## Written problem
Print out every record exactly as it appears.

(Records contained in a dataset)

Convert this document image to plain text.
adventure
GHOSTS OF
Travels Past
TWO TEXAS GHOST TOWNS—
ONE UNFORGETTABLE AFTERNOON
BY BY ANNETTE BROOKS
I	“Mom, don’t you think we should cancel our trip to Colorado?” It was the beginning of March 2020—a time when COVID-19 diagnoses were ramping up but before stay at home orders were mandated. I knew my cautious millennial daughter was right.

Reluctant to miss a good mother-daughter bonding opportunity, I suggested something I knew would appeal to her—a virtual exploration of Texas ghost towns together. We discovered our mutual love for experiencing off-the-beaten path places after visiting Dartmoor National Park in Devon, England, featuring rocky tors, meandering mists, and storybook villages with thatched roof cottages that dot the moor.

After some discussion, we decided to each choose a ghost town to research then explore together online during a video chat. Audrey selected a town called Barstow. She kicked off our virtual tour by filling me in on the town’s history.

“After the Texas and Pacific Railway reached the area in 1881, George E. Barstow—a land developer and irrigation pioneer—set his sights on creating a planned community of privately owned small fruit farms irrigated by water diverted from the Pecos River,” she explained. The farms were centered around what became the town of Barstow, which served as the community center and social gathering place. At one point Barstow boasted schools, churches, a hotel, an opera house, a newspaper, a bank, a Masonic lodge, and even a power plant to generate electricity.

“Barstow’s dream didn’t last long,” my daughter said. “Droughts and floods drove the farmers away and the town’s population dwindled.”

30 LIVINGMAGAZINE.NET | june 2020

## Expected answer
Convert this document image to plain text.
adventure
GHOSTS OF
Travels Past
TWO TEXAS GHOST TOWNS—
ONE UNFORGETTABLE AFTERNOON
BY BY ANNETTE BROOKS
I	“Mom, don’t you think we should cancel our trip to Colorado?” It was the beginning of March 2020—a time when COVID-19 diagnoses were ramping up but before stay at home orders were mandated. I knew my cautious millennial daughter was right.

Reluctant to miss a good mother-daughter bonding opportunity, I suggested something I knew would appeal to her—a virtual exploration of Texas ghost towns together. We discovered our mutual love for experiencing off-the-beaten path places after visiting Dartmoor National Park in Devon, England, featuring rocky tors, meandering mists, and storybook villages with thatched roof cottages that dot the moor.

After some discussion, we decided to each choose a ghost town to research then explore together online during a video chat. Audrey selected a town called Barstow. She kicked off our virtual tour by filling me in on the town’s history.

“After the Texas and Pacific Railway reached the area in 1881, George E. Barstow—a land developer and irrigation pioneer—set his sights on creating a planned community of privately owned small fruit farms irrigated by water diverted from the Pecos River,” she explained. The farms were centered around what became the town of Barstow, which served as the community center and social gathering place. At one point Barstow boasted schools, churches, a hotel, an opera house, a newspaper, a bank, a Masonic lodge, and even a power plant to generate electricity.

“Barstow’s dream didn’t last long,” my daughter said. “Droughts and floods drove the farmers away and the town’s population dwindled.”

30 LIVINGMAGAZINE.NET | june 2020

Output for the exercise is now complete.